■ **Directions for this task**
Copy the material word for word, starting at its first line and ending after the line that contains "- x-tick-label: '70: [48, 458, 66, 474]".

Labeled box records
Begin
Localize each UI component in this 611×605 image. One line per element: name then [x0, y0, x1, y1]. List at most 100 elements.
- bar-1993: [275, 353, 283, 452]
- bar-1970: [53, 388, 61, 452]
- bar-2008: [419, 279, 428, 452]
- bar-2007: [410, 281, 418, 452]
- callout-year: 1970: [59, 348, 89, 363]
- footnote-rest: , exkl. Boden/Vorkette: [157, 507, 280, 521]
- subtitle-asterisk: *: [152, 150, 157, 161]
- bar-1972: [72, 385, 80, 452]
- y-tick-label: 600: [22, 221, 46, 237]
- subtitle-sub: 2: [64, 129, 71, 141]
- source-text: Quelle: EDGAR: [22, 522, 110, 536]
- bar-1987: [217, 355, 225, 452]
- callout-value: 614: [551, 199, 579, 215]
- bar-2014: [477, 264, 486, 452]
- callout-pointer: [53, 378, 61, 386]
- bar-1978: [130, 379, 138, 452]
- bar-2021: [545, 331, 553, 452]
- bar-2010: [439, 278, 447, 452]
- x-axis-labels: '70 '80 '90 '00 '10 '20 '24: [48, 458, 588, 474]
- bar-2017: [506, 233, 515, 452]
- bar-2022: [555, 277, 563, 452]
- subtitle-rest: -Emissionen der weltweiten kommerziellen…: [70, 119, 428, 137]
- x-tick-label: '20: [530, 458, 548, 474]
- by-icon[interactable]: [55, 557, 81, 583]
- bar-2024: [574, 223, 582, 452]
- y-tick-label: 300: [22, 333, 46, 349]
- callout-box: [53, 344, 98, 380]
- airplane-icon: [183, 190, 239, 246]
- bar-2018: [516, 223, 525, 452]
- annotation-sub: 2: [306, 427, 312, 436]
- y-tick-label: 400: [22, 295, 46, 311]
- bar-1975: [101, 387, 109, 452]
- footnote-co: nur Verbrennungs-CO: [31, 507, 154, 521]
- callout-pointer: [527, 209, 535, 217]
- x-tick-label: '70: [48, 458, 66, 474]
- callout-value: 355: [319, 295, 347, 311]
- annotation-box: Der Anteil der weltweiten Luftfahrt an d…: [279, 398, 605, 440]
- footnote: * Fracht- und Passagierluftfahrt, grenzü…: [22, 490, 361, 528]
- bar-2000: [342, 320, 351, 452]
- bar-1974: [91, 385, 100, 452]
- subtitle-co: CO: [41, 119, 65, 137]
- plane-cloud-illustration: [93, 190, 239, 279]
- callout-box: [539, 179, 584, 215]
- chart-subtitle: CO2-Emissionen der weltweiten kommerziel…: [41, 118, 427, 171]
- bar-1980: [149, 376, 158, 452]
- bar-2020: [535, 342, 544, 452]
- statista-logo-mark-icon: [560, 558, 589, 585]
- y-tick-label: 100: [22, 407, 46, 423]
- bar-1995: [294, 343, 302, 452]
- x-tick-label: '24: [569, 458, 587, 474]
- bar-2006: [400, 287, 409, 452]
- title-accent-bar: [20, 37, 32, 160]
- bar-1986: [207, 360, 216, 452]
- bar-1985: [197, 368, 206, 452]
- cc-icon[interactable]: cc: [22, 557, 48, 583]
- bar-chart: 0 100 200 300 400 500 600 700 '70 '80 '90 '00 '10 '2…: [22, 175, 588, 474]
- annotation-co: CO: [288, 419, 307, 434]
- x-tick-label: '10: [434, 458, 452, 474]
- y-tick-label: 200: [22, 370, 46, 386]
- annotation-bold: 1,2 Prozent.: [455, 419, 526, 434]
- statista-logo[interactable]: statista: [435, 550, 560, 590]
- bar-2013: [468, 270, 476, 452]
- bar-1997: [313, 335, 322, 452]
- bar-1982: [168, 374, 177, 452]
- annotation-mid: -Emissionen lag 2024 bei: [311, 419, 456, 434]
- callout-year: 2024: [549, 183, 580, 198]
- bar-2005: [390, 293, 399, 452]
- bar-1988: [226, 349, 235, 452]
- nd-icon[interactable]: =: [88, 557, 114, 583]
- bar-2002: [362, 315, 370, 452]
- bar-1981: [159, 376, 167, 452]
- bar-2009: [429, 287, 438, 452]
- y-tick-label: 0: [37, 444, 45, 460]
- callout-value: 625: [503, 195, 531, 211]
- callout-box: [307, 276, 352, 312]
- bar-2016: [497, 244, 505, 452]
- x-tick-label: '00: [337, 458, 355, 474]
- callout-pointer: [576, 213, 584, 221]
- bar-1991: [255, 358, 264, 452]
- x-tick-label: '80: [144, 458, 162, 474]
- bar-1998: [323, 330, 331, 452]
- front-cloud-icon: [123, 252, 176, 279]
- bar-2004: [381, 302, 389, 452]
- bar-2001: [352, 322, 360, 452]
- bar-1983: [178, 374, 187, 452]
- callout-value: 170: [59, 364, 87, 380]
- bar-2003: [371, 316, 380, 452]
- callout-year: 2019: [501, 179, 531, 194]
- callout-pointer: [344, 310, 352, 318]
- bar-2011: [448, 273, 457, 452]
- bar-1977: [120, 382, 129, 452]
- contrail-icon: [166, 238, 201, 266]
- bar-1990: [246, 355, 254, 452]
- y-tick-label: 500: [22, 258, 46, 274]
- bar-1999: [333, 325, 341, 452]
End
■ **Written solution**
Localize each UI component in this 611×605 image. One line per element: name then [x0, y0, x1, y1]. List at most 100 elements.
- bar-1993: [275, 353, 283, 452]
- bar-1970: [53, 388, 61, 452]
- bar-2008: [419, 279, 428, 452]
- bar-2007: [410, 281, 418, 452]
- callout-year: 1970: [59, 348, 89, 363]
- footnote-rest: , exkl. Boden/Vorkette: [157, 507, 280, 521]
- subtitle-asterisk: *: [152, 150, 157, 161]
- bar-1972: [72, 385, 80, 452]
- y-tick-label: 600: [22, 221, 46, 237]
- subtitle-sub: 2: [64, 129, 71, 141]
- source-text: Quelle: EDGAR: [22, 522, 110, 536]
- bar-1987: [217, 355, 225, 452]
- callout-value: 614: [551, 199, 579, 215]
- bar-2014: [477, 264, 486, 452]
- callout-pointer: [53, 378, 61, 386]
- bar-1978: [130, 379, 138, 452]
- bar-2021: [545, 331, 553, 452]
- bar-2010: [439, 278, 447, 452]
- x-axis-labels: '70 '80 '90 '00 '10 '20 '24: [48, 458, 588, 474]
- bar-2017: [506, 233, 515, 452]
- bar-2022: [555, 277, 563, 452]
- subtitle-rest: -Emissionen der weltweiten kommerziellen…: [70, 119, 428, 137]
- x-tick-label: '20: [530, 458, 548, 474]
- by-icon[interactable]: [55, 557, 81, 583]
- bar-2024: [574, 223, 582, 452]
- y-tick-label: 300: [22, 333, 46, 349]
- callout-box: [53, 344, 98, 380]
- airplane-icon: [183, 190, 239, 246]
- bar-2018: [516, 223, 525, 452]
- annotation-sub: 2: [306, 427, 312, 436]
- y-tick-label: 400: [22, 295, 46, 311]
- bar-1975: [101, 387, 109, 452]
- footnote-co: nur Verbrennungs-CO: [31, 507, 154, 521]
- callout-pointer: [527, 209, 535, 217]
- x-tick-label: '70: [48, 458, 66, 474]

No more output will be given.